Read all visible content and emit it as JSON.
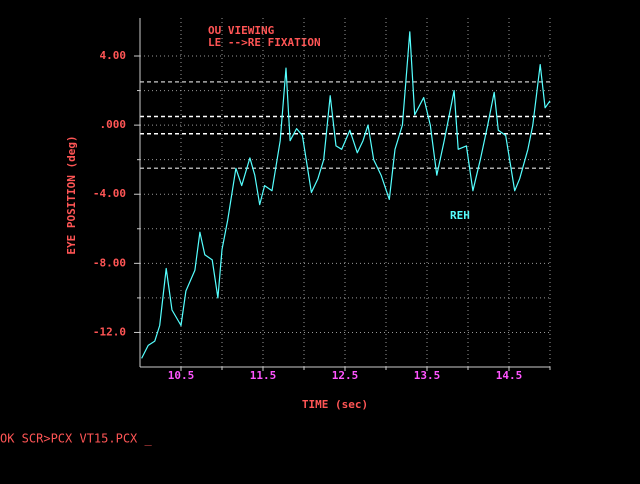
{
  "chart_data": {
    "type": "line",
    "annotations": [
      "OU VIEWING",
      "LE -->RE FIXATION"
    ],
    "series_label": "REH",
    "ylabel": "EYE POSITION (deg)",
    "xlabel": "TIME (sec)",
    "xlim": [
      10,
      15
    ],
    "ylim": [
      -14,
      6.2
    ],
    "xticks": [
      10.5,
      11.5,
      12.5,
      13.5,
      14.5
    ],
    "xminor_ticks": [
      11,
      12,
      13,
      14,
      15
    ],
    "yticks": [
      {
        "value": 4,
        "label": "4.00"
      },
      {
        "value": 0,
        "label": ".000"
      },
      {
        "value": -4,
        "label": "-4.00"
      },
      {
        "value": -8,
        "label": "-8.00"
      },
      {
        "value": -12,
        "label": "-12.0"
      }
    ],
    "yminor_ticks": [
      2,
      -2,
      -6,
      -10
    ],
    "grid": true,
    "reference_lines": [
      {
        "value": 2.5,
        "color": "#aaaaaa"
      },
      {
        "value": 0.5,
        "color": "#ffffff"
      },
      {
        "value": -0.5,
        "color": "#ffffff"
      },
      {
        "value": -2.5,
        "color": "#aaaaaa"
      }
    ],
    "series": [
      {
        "name": "REH",
        "color": "#55ffff",
        "x": [
          10.02,
          10.1,
          10.18,
          10.24,
          10.32,
          10.39,
          10.5,
          10.56,
          10.67,
          10.73,
          10.79,
          10.88,
          10.95,
          11.0,
          11.07,
          11.17,
          11.24,
          11.34,
          11.4,
          11.46,
          11.52,
          11.61,
          11.71,
          11.78,
          11.83,
          11.91,
          11.98,
          12.09,
          12.17,
          12.24,
          12.32,
          12.39,
          12.46,
          12.56,
          12.65,
          12.72,
          12.78,
          12.85,
          12.94,
          13.04,
          13.11,
          13.2,
          13.29,
          13.35,
          13.46,
          13.54,
          13.62,
          13.71,
          13.83,
          13.88,
          13.98,
          14.06,
          14.15,
          14.24,
          14.32,
          14.37,
          14.46,
          14.57,
          14.63,
          14.73,
          14.79,
          14.88,
          14.94,
          15.0
        ],
        "values": [
          -13.5,
          -12.75,
          -12.5,
          -11.6,
          -8.3,
          -10.7,
          -11.6,
          -9.6,
          -8.4,
          -6.2,
          -7.5,
          -7.8,
          -10.0,
          -7.2,
          -5.5,
          -2.5,
          -3.5,
          -1.9,
          -2.9,
          -4.6,
          -3.5,
          -3.8,
          -0.9,
          3.3,
          -0.9,
          -0.2,
          -0.6,
          -3.9,
          -3.1,
          -2.0,
          1.7,
          -1.2,
          -1.4,
          -0.3,
          -1.6,
          -0.9,
          0,
          -2.0,
          -2.9,
          -4.3,
          -1.4,
          0,
          5.4,
          0.6,
          1.6,
          0,
          -2.9,
          -0.9,
          2.0,
          -1.4,
          -1.2,
          -3.8,
          -2.0,
          0,
          1.9,
          -0.3,
          -0.6,
          -3.8,
          -3.1,
          -1.4,
          0,
          3.5,
          1.0,
          1.4
        ]
      }
    ]
  },
  "prompt": "OK SCR>PCX VT15.PCX _"
}
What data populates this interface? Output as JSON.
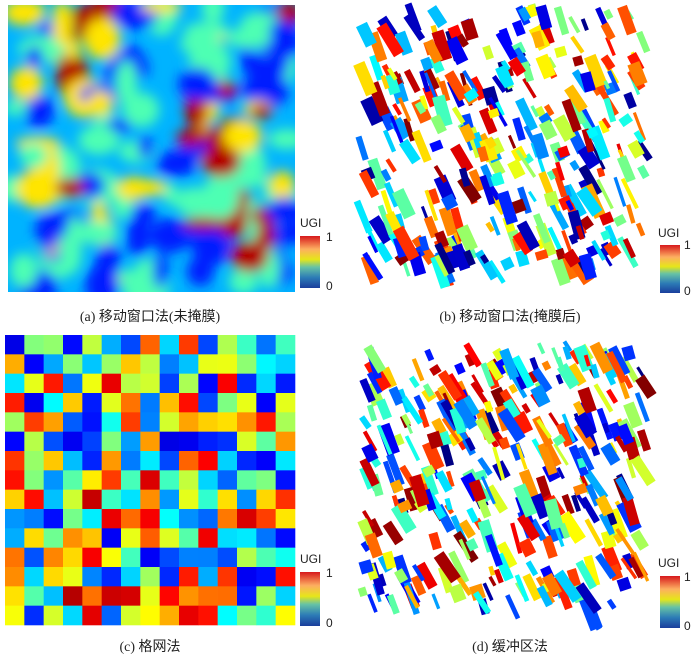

· · · ·

DIRECTIVE:
Write out the listing above again, exactly, but with no pictures in the copy.

FINISHED ANSWER:
Read all visible content and emit it as JSON.
{
  "chart_data": {
    "type": "line",
    "annotations": [
      "OU VIEWING",
      "LE -->RE FIXATION"
    ],
    "series_label": "REH",
    "ylabel": "EYE POSITION (deg)",
    "xlabel": "TIME (sec)",
    "xlim": [
      10,
      15
    ],
    "ylim": [
      -14,
      6.2
    ],
    "xticks": [
      10.5,
      11.5,
      12.5,
      13.5,
      14.5
    ],
    "xminor_ticks": [
      11,
      12,
      13,
      14,
      15
    ],
    "yticks": [
      {
        "value": 4,
        "label": "4.00"
      },
      {
        "value": 0,
        "label": ".000"
      },
      {
        "value": -4,
        "label": "-4.00"
      },
      {
        "value": -8,
        "label": "-8.00"
      },
      {
        "value": -12,
        "label": "-12.0"
      }
    ],
    "yminor_ticks": [
      2,
      -2,
      -6,
      -10
    ],
    "grid": true,
    "reference_lines": [
      {
        "value": 2.5,
        "color": "#aaaaaa"
      },
      {
        "value": 0.5,
        "color": "#ffffff"
      },
      {
        "value": -0.5,
        "color": "#ffffff"
      },
      {
        "value": -2.5,
        "color": "#aaaaaa"
      }
    ],
    "series": [
      {
        "name": "REH",
        "color": "#55ffff",
        "x": [
          10.02,
          10.1,
          10.18,
          10.24,
          10.32,
          10.39,
          10.5,
          10.56,
          10.67,
          10.73,
          10.79,
          10.88,
          10.95,
          11.0,
          11.07,
          11.17,
          11.24,
          11.34,
          11.4,
          11.46,
          11.52,
          11.61,
          11.71,
          11.78,
          11.83,
          11.91,
          11.98,
          12.09,
          12.17,
          12.24,
          12.32,
          12.39,
          12.46,
          12.56,
          12.65,
          12.72,
          12.78,
          12.85,
          12.94,
          13.04,
          13.11,
          13.2,
          13.29,
          13.35,
          13.46,
          13.54,
          13.62,
          13.71,
          13.83,
          13.88,
          13.98,
          14.06,
          14.15,
          14.24,
          14.32,
          14.37,
          14.46,
          14.57,
          14.63,
          14.73,
          14.79,
          14.88,
          14.94,
          15.0
        ],
        "values": [
          -13.5,
          -12.75,
          -12.5,
          -11.6,
          -8.3,
          -10.7,
          -11.6,
          -9.6,
          -8.4,
          -6.2,
          -7.5,
          -7.8,
          -10.0,
          -7.2,
          -5.5,
          -2.5,
          -3.5,
          -1.9,
          -2.9,
          -4.6,
          -3.5,
          -3.8,
          -0.9,
          3.3,
          -0.9,
          -0.2,
          -0.6,
          -3.9,
          -3.1,
          -2.0,
          1.7,
          -1.2,
          -1.4,
          -0.3,
          -1.6,
          -0.9,
          0,
          -2.0,
          -2.9,
          -4.3,
          -1.4,
          0,
          5.4,
          0.6,
          1.6,
          0,
          -2.9,
          -0.9,
          2.0,
          -1.4,
          -1.2,
          -3.8,
          -2.0,
          0,
          1.9,
          -0.3,
          -0.6,
          -3.8,
          -3.1,
          -1.4,
          0,
          3.5,
          1.0,
          1.4
        ]
      }
    ]
  },
  "prompt": "OK SCR>PCX VT15.PCX _"
}
What data populates this interface? Output as JSON.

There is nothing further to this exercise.